**YOUR GOAL:** Identify the lines that contain the word "name", then copy them.

··· RECORDS SHOWN

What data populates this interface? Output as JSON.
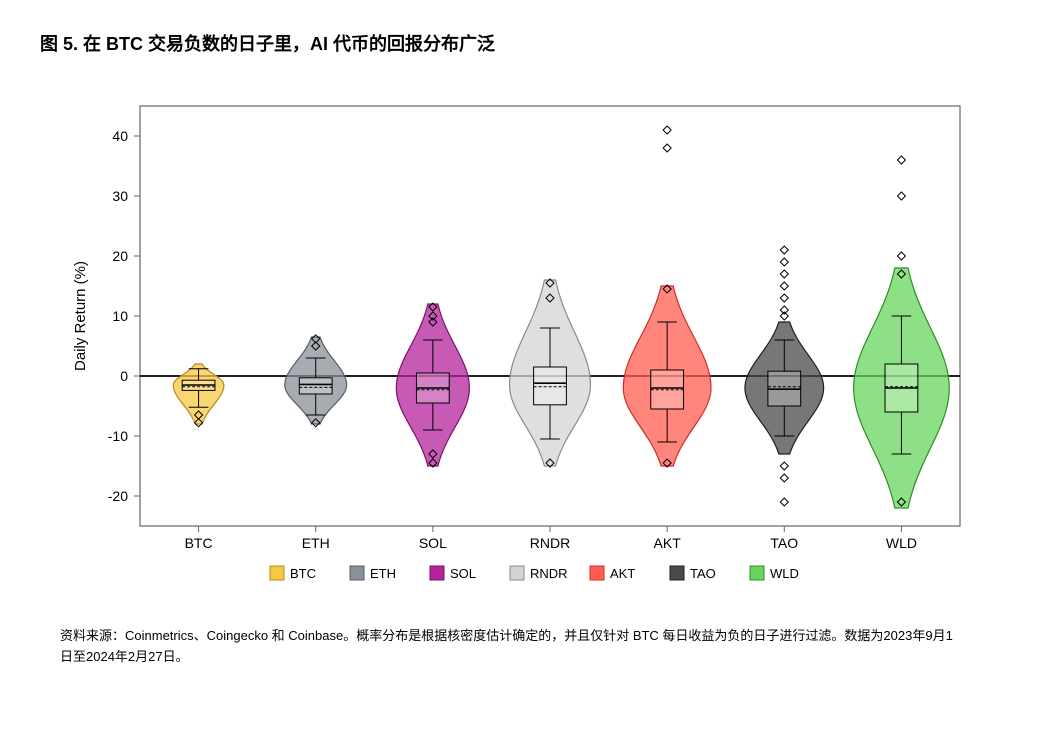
{
  "title": "图 5. 在 BTC 交易负数的日子里，AI 代币的回报分布广泛",
  "footnote": "资料来源：Coinmetrics、Coingecko 和 Coinbase。概率分布是根据核密度估计确定的，并且仅针对 BTC 每日收益为负的日子进行过滤。数据为2023年9月1日至2024年2月27日。",
  "chart": {
    "type": "violin_boxplot",
    "ylabel": "Daily Return (%)",
    "ylabel_fontsize": 15,
    "ytick_fontsize": 14,
    "xtick_fontsize": 14,
    "legend_fontsize": 13,
    "ylim": [
      -25,
      45
    ],
    "yticks": [
      -20,
      -10,
      0,
      10,
      20,
      30,
      40
    ],
    "background_color": "#ffffff",
    "plot_bg": "#ffffff",
    "border_color": "#666666",
    "zero_line_color": "#000000",
    "zero_line_width": 1.8,
    "categories": [
      "BTC",
      "ETH",
      "SOL",
      "RNDR",
      "AKT",
      "TAO",
      "WLD"
    ],
    "series": [
      {
        "name": "BTC",
        "fill": "#f7c843",
        "stroke": "#b38b1f",
        "violin_width": 0.45,
        "peak_y": -1.5,
        "tail_top": 2,
        "tail_bottom": -8,
        "box": {
          "q1": -2.4,
          "median": -1.5,
          "mean": -1.8,
          "q3": -0.7,
          "whisker_low": -5.2,
          "whisker_high": 1.2
        },
        "outliers": [
          -7.8,
          -6.5
        ]
      },
      {
        "name": "ETH",
        "fill": "#8a909a",
        "stroke": "#575b63",
        "violin_width": 0.55,
        "peak_y": -1.5,
        "tail_top": 6.5,
        "tail_bottom": -8,
        "box": {
          "q1": -3.0,
          "median": -1.4,
          "mean": -1.9,
          "q3": -0.3,
          "whisker_low": -6.5,
          "whisker_high": 3.0
        },
        "outliers": [
          6.2,
          5.0,
          -7.8
        ]
      },
      {
        "name": "SOL",
        "fill": "#b3239c",
        "stroke": "#7a1369",
        "violin_width": 0.65,
        "peak_y": -2,
        "tail_top": 12,
        "tail_bottom": -15,
        "box": {
          "q1": -4.5,
          "median": -2.0,
          "mean": -2.3,
          "q3": 0.5,
          "whisker_low": -9.0,
          "whisker_high": 6.0
        },
        "outliers": [
          11.5,
          10.0,
          9.0,
          -13.0,
          -14.5
        ]
      },
      {
        "name": "RNDR",
        "fill": "#d4d4d4",
        "stroke": "#8a8a8a",
        "violin_width": 0.72,
        "peak_y": -1.5,
        "tail_top": 16,
        "tail_bottom": -15,
        "box": {
          "q1": -4.8,
          "median": -1.2,
          "mean": -1.8,
          "q3": 1.5,
          "whisker_low": -10.5,
          "whisker_high": 8.0
        },
        "outliers": [
          15.5,
          13.0,
          -14.5
        ]
      },
      {
        "name": "AKT",
        "fill": "#ff5c52",
        "stroke": "#cc2f27",
        "violin_width": 0.78,
        "peak_y": -2,
        "tail_top": 15,
        "tail_bottom": -15,
        "box": {
          "q1": -5.5,
          "median": -2.0,
          "mean": -2.3,
          "q3": 1.0,
          "whisker_low": -11.0,
          "whisker_high": 9.0
        },
        "outliers": [
          41,
          38,
          14.5,
          -14.5
        ]
      },
      {
        "name": "TAO",
        "fill": "#4a4a4a",
        "stroke": "#1f1f1f",
        "violin_width": 0.7,
        "peak_y": -2,
        "tail_top": 9,
        "tail_bottom": -13,
        "box": {
          "q1": -5.0,
          "median": -2.2,
          "mean": -1.8,
          "q3": 0.8,
          "whisker_low": -10.0,
          "whisker_high": 6.0
        },
        "outliers": [
          21,
          19,
          17,
          15,
          13,
          11,
          10,
          -15,
          -17,
          -21
        ]
      },
      {
        "name": "WLD",
        "fill": "#68d65d",
        "stroke": "#2f8d25",
        "violin_width": 0.85,
        "peak_y": -2,
        "tail_top": 18,
        "tail_bottom": -22,
        "box": {
          "q1": -6.0,
          "median": -2.0,
          "mean": -1.8,
          "q3": 2.0,
          "whisker_low": -13.0,
          "whisker_high": 10.0
        },
        "outliers": [
          36,
          30,
          20,
          17,
          -21
        ]
      }
    ]
  }
}
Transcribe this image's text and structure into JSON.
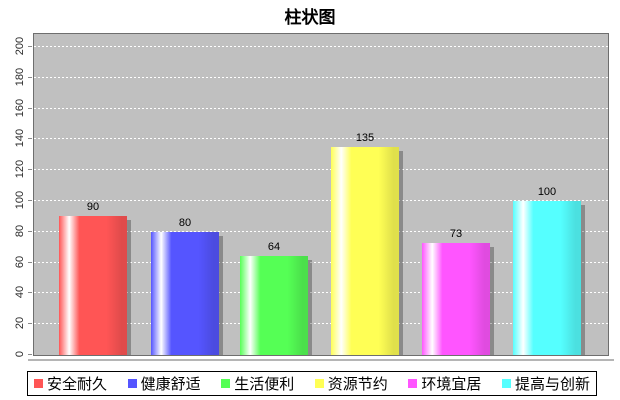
{
  "chart_data": {
    "type": "bar",
    "title": "柱状图",
    "categories": [
      "安全耐久",
      "健康舒适",
      "生活便利",
      "资源节约",
      "环境宜居",
      "提高与创新"
    ],
    "values": [
      90,
      80,
      64,
      135,
      73,
      100
    ],
    "value_labels": [
      "90",
      "80",
      "64",
      "135",
      "73",
      "100"
    ],
    "colors": [
      "#ff5555",
      "#5555ff",
      "#55ff55",
      "#ffff55",
      "#ff55ff",
      "#55ffff"
    ],
    "ylim": [
      0,
      200
    ],
    "yticks": [
      0,
      20,
      40,
      60,
      80,
      100,
      120,
      140,
      160,
      180,
      200
    ],
    "xlabel": "",
    "ylabel": "",
    "grid": "dashed-white-horizontal",
    "plot_background": "#c0c0c0",
    "shadow_color": "#8f8f8f",
    "legend_position": "bottom"
  }
}
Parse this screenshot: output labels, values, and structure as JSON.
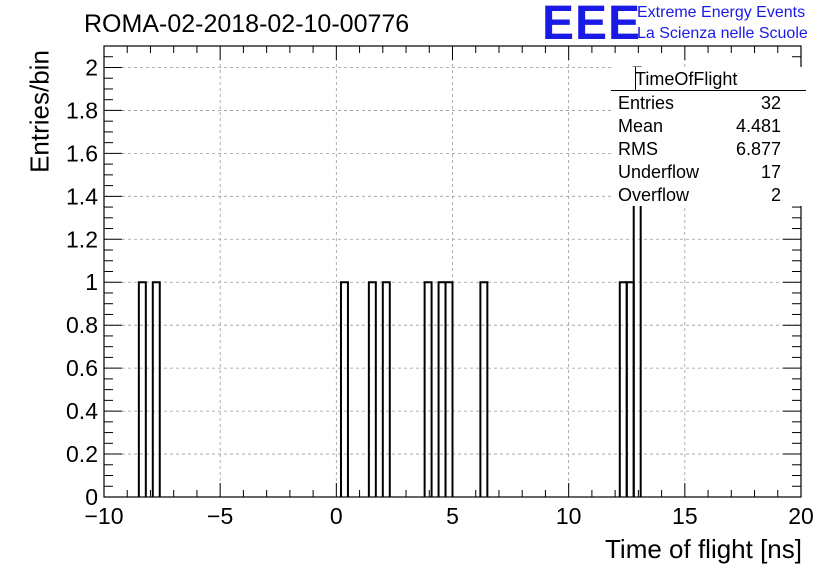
{
  "header": {
    "run_title": "ROMA-02-2018-02-10-00776",
    "logo_text": "EEE",
    "logo_line1": "Extreme Energy Events",
    "logo_line2": "La Scienza nelle Scuole"
  },
  "stats_box": {
    "title": "TimeOfFlight",
    "rows": [
      {
        "key": "Entries",
        "value": "32"
      },
      {
        "key": "Mean",
        "value": "4.481"
      },
      {
        "key": "RMS",
        "value": "6.877"
      },
      {
        "key": "Underflow",
        "value": "17"
      },
      {
        "key": "Overflow",
        "value": "2"
      }
    ]
  },
  "colors": {
    "logo": "#1a1ae6",
    "line": "#000000",
    "grid": "#9a9a9a"
  },
  "chart_data": {
    "type": "bar",
    "histogram": true,
    "xlabel": "Time of flight [ns]",
    "ylabel": "Entries/bin",
    "xlim": [
      -10,
      20
    ],
    "ylim": [
      0,
      2.1
    ],
    "grid": true,
    "bin_width": 0.3,
    "x_ticks": [
      -10,
      -5,
      0,
      5,
      10,
      15,
      20
    ],
    "x_tick_labels": [
      "−10",
      "−5",
      "0",
      "5",
      "10",
      "15",
      "20"
    ],
    "y_ticks": [
      0,
      0.2,
      0.4,
      0.6,
      0.8,
      1,
      1.2,
      1.4,
      1.6,
      1.8,
      2
    ],
    "y_tick_labels": [
      "0",
      "0.2",
      "0.4",
      "0.6",
      "0.8",
      "1",
      "1.2",
      "1.4",
      "1.6",
      "1.8",
      "2"
    ],
    "bins": [
      {
        "x0": -8.5,
        "x1": -8.2,
        "count": 1
      },
      {
        "x0": -7.9,
        "x1": -7.6,
        "count": 1
      },
      {
        "x0": 0.2,
        "x1": 0.5,
        "count": 1
      },
      {
        "x0": 1.4,
        "x1": 1.7,
        "count": 1
      },
      {
        "x0": 2.0,
        "x1": 2.3,
        "count": 1
      },
      {
        "x0": 3.8,
        "x1": 4.1,
        "count": 1
      },
      {
        "x0": 4.4,
        "x1": 4.7,
        "count": 1
      },
      {
        "x0": 4.7,
        "x1": 5.0,
        "count": 1
      },
      {
        "x0": 6.2,
        "x1": 6.5,
        "count": 1
      },
      {
        "x0": 12.2,
        "x1": 12.5,
        "count": 1
      },
      {
        "x0": 12.5,
        "x1": 12.8,
        "count": 1
      },
      {
        "x0": 12.8,
        "x1": 13.1,
        "count": 2
      }
    ]
  }
}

······

**SOLUTION TO THIS PROBLEM:**
        "name": "BTC",
        "name": "ETH",
        "name": "SOL",
        "name": "RNDR",
        "name": "AKT",
        "name": "TAO",
        "name": "WLD",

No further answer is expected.